__Исходный текст__
Истерия, противоположная истерии неизбежности: истерия причинности, соответствующая одновременному стиранию начал и причин; фанатичный поиск начала, ответственности, референции, попытка исчерпать феномены, доведя их до бесконечно малых причин. Но также сложность генезиса и генетики, к различным наименованиям которых восходит психоаналитический палигенез (вся гипостазная психика раннего детства, все знаки, ставшие симптомами), биогенетика (все насыщенные фатальным расположением молекул вероятности), гипертрофия исторического поиска: все объяснять, все приписывать, все снабжать ссылками вплоть до исступления... Все это происходит от фантастического нагромождения живущих друг за счет друга ссылок. Здесь также разыгрывается нарастающая исполнительная система безо всякого отношения со своей целью. Все это восстанавливает кровотечение объективных причин.
Феномены инерции разрастаются. Размножаются застывшие формы, и рост замораживается в разращении. Такова форма гипертелии, форма идущих дальше своего собственного конца: у ракообразных существ, отдаляющихся от моря (к каким секретным концам?), не остается времени вернуться обратно. Разрастающийся гигантизм статуй острова Пасхи.
Щупальцевая, выпуклая, разращенная, гипертельная: такова судьба инерции насыщенного мира. Отрицать гиперфинальностью свой собственный финал, не правда ли, это также раковый процесс? Реванш роста в разращении. Реванш и сложение скорости в инерции. Массы также вовлечены ускорением в этот исполинский процесс инерции. Масса есть этот разращенный процесс, ускоряющий гибель всякого роста. Это кольцо, о-кольцованное чудовищной финальностью.
Exxon: американское правительство требует у межнациональных корпораций всеобъемлющего отчета обо всей их деятельности в мире. Результат: двенадцать томов в тысячу страниц, для чтения которых, а тем более для анализа, потребовалось бы много лет работы. Где же информация? Следует ли отыскивать диететику информации? Нужно ли обезжиривать ожирение, жирные системы, и создавать институты дезинформации?

__Цель 1__
Сколько томов составил отчет о деятельности корпораций, упомянутый во фрагменте об истерии причинности и инерции?
__Цель 2__
Продолжите фрагмент об истерии причинности и инерции после его последнего предложения.

__Содержимое набора данных__

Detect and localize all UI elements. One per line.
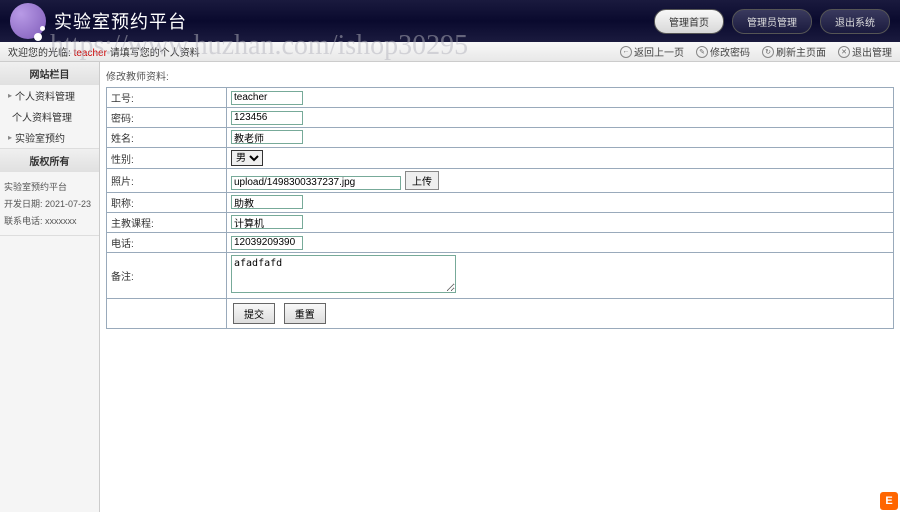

__Результат выполнения 1__
Двенадцать томов по тысяче страниц.

__Результат выполнения 2__
Невероятная разрушительная сверхпотенциальность стратегического вооружения — она сравнима разве только со всемирным демографическим разращением. И то, и другое, как это не кажется парадоксальным, имеет одну и ту же природу и отвечает одной и той же логике разращения и инерции. Триумфальная аномалия: их не унять никакими принципами права и меры, они взаимно увлекают друг друга. И самым ужасным является то, что здесь нет никакого прометеевского вызова, никакого излишества страсти и гордости. Просто кажется, что вид преодолел специфическую таинственную точку, откуда невозможны ни регресс, ни снижение скорости, ни торможение.
“Тягостная идея: что за некоторой определенной точкой времени история больше не была реальной. Не отдавая себе в этом отчета, весь человеческий род внезапно утратил бы реальность. Все то, что прошло бы с тех пор, совсем больше не было бы правдой, но мы не смогли бы в этом удостовериться. Нашей целью и нашим долгом было бы в настоящий момент обнаружение этой точки, и до тех пор, пока мы не обладаем ею, нам следовало бы упорствовать в нынешнем разрушении”.
КАНЕТТИ[4]
Dead point: мертвая точка, в которой всякая система переступает неуловимую границу обратимости, противоречия, сомнения для того, чтобы войти живой и невредимой в не-противоречие, в свое собственное растерявшееся созерцание, в экстаз...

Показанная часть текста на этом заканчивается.